Bloc de texte »

━━━━━━━━

Henri Seydoux, fondateur de Parrot, une entreprise de plus 600 salariés, se définit comme un autodidacte visionnaire, parfois rêveur, qui garde les pieds sur terre et s’ancre ardemment dans la réalité.
Paradoxale, non ?
Marc Simoncini, fondateur de Meetic conseils pour prospérer dans un contexte difficile d’être humble tout en restant résilient et audacieux; accepter l’échec sans pour autant abandonner; suivre son intuition et être dans l’action, sans perdre de vue son plan de bataille et une bonne planification.
Jean de la Rochebrochard est à la tête de l’un des fonds d’investissement de start-up les plus actifs et importants au monde.
Sa force est d’être capable de prédire si des entrepreneurs sont susceptibles de réaliser leurs rêves en passer leur business au niveau supérieur. Pour cela, il cherche en lui ce qu’il définit comme une bonne balance des paradoxes.
“ Les bons entrepreneurs ont une balance de leurs paradoxes. Entre l’optimisme et la clairvoyance ; entre la qualité et la vélocité”…”Un bon entrepreneur doit être capable de se nourrir des autres, des apprentissages et en même temps de savoir-faire des choix singuliers pour trouver son originalité”.
Toujours dans cette même optique, mais dans un autre cadre, dans les vestiaires de la finale de la coupe du monde 98, Franck Leboeuf décrit son état d’esprit à quelques minutes du coup d’envoi d’un match regardé par quasiment 2 milliards d’individus.
Chacun des gestes qu’il réalisera lors des prochaines 90 minutes marquera l’histoire.
Il s’isole, optimise sa concentration, l’adrénaline monte et les palpitations s’intensifient. Ce qui se passe à cet instant est tellement vital pour lui. Il est prêt à mourir sur ce terrain.
Son objectif : s’isoler, atteindre une profonde projection mentale et se focaliser intérieurement sur son match. Il visualise son premier contrôle, sa première passe, et STOP !

━━━━━━━━

Données sources »
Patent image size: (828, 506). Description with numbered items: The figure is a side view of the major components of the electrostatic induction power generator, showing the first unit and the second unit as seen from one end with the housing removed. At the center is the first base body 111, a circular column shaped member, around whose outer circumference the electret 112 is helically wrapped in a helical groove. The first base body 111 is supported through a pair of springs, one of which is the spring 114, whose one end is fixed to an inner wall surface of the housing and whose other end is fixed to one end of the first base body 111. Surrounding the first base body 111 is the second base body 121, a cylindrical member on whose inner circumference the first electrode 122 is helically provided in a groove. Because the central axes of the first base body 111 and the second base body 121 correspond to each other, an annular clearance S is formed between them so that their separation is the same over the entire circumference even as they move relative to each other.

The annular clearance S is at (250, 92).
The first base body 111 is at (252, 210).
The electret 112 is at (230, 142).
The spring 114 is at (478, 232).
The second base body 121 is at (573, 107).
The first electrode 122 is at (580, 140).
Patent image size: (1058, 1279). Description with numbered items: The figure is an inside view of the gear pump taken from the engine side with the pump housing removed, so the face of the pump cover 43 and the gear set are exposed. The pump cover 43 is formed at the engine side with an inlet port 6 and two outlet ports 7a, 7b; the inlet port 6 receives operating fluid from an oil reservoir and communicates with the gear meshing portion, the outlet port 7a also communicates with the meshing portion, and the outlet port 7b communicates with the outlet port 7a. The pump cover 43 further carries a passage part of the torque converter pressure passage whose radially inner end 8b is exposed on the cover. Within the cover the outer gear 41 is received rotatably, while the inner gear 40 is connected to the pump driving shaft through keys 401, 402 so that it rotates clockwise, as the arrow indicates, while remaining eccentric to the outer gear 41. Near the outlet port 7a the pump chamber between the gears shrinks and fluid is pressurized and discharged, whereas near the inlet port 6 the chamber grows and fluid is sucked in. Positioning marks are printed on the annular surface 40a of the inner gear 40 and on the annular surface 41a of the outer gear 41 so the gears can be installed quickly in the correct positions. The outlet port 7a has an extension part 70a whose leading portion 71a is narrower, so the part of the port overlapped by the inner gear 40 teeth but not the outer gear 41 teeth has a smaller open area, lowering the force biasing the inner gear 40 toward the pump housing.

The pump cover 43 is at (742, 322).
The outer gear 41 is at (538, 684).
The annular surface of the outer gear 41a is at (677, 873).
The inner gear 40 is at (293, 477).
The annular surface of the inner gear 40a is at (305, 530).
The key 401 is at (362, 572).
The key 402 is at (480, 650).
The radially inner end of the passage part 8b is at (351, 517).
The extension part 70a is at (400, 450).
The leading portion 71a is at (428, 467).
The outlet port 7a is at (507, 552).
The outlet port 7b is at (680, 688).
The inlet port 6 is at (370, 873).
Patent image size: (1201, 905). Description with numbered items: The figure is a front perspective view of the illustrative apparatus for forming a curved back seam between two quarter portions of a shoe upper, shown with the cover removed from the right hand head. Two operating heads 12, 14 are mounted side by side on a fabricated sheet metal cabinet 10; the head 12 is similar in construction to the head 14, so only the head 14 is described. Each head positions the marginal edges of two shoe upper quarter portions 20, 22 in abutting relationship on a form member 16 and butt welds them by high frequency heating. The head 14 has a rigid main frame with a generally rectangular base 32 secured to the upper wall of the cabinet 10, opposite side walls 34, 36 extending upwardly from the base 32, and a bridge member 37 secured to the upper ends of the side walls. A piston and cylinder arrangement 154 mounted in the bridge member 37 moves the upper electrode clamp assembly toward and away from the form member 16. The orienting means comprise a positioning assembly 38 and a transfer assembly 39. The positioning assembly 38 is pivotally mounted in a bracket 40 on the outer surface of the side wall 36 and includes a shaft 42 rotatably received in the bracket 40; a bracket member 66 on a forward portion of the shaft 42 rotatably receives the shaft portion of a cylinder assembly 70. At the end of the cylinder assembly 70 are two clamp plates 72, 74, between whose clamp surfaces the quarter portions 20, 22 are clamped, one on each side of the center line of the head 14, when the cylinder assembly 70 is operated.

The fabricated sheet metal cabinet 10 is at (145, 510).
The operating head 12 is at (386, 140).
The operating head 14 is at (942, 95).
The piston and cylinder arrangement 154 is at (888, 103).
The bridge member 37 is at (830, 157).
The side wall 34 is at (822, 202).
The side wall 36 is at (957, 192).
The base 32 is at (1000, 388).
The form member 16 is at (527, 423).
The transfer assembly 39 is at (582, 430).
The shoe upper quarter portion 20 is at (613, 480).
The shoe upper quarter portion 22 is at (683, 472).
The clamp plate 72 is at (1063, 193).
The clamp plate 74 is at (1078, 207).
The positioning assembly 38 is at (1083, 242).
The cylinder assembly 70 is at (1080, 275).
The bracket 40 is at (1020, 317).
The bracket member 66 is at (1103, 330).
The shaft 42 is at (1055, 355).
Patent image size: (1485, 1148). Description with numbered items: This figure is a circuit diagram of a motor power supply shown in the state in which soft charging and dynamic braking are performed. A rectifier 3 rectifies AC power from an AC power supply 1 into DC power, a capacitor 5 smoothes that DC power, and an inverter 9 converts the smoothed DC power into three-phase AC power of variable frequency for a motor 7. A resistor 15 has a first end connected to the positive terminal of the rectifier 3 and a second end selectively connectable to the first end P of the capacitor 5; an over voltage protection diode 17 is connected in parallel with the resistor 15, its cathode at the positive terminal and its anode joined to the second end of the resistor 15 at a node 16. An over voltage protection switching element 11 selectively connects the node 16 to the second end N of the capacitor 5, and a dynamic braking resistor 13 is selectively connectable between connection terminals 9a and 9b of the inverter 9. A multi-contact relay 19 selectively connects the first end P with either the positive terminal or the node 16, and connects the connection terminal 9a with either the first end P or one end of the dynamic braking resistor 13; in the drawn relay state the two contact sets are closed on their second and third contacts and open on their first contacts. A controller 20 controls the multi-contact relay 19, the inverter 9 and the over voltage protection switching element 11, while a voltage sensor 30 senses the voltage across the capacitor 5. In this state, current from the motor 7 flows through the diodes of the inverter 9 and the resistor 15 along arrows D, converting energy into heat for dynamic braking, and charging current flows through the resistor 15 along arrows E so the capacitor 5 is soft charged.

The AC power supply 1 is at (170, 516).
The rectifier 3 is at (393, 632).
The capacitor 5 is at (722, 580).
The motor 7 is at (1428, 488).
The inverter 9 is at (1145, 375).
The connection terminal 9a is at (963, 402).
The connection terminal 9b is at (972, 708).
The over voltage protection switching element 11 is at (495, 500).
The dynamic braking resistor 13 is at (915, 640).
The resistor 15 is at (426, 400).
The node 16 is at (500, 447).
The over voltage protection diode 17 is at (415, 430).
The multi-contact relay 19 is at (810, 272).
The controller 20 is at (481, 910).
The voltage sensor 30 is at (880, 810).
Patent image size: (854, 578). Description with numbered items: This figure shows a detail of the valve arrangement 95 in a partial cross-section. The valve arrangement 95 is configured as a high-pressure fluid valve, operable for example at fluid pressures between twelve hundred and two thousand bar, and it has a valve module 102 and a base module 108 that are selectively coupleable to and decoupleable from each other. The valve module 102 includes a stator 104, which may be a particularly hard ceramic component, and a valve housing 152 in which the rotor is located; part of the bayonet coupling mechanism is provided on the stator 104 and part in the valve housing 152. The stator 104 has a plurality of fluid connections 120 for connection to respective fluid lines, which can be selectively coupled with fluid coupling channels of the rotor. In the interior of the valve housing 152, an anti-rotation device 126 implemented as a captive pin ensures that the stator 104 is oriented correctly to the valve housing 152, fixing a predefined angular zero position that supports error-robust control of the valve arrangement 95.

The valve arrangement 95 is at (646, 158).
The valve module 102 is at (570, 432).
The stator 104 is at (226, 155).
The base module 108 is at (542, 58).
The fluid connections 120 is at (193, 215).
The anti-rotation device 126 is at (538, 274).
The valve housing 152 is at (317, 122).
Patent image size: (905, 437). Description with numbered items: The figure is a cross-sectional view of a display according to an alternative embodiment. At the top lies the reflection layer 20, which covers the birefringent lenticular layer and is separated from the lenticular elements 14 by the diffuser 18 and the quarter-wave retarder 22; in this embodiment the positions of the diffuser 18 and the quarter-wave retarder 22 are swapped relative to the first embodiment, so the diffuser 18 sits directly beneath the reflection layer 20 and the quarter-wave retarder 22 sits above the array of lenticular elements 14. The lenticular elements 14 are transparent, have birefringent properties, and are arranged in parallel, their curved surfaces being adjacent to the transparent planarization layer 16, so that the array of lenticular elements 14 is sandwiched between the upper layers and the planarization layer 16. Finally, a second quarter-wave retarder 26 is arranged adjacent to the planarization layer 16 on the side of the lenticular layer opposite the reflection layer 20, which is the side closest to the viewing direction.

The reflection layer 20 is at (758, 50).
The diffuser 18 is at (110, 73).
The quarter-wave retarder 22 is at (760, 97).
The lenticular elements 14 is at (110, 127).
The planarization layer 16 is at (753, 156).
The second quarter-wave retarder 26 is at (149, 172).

━━━━━━━━

Actions requises »
a) D'après le texte sur les paradoxes des entrepreneurs, à la tête de quoi se trouve Jean de la Rochebrochard ?
b) Poursuivez le texte sur les paradoxes des entrepreneurs après sa dernière phrase.
Les items n'interviennent en rien dans ce travail.

Réponses attendues »
a) De l'un des fonds d'investissement de start-up les plus actifs et importants au monde.

b)
Il va déconner avec ses potes Marcel Desailly et Didier Deschamps.
Franck nous donne une leçon magistrale dans la gestion des dualités, des opposés et des paradoxes. “Donc moi, j’avais ces moments-là, de solitude, puis après je me dis que c’est trop, qu’il faut être mesuré, ne pas être enfermé tout le temps.”
«Tenez-vous prudemment entre les deux extrêmes. Marchez au milieu. C’est le plus sûr des systèmes.» Ovide poète latin en 43 avant Jésus-Christ
Si à son époque, Ovide faisait l’apologie de cette vision d’excellence, les vertus de la gestion des opposés sont désormais soutenues par de nombreuses études scientifiques.
Par exemple, les chercheurs dénotent que la privation de liberté est vécue comme une souffrance.
Mais paradoxalement, bien que l’être social que nous sommes estime que son bonheur découle des libertés, de nombreuses études démontrent que l’abondance de choix ou de liberté crée un sentiment de souffrance et nous pousse vers de mauvaises décisions. (2) – (3) – (4).
Une autre étude (5), sur 139 superviseurs chinois, indique que les leaders capables de maîtriser des compétences opposées ont des employés plus épanouis et créatifs.
Effectivement, un manager en mode paix, harmonie, gentillesse qui s’interdit d’être directif, assertif, ferme et qui souvent ne sait pas trop dire “non” tend à se créer des relations conflictuelles.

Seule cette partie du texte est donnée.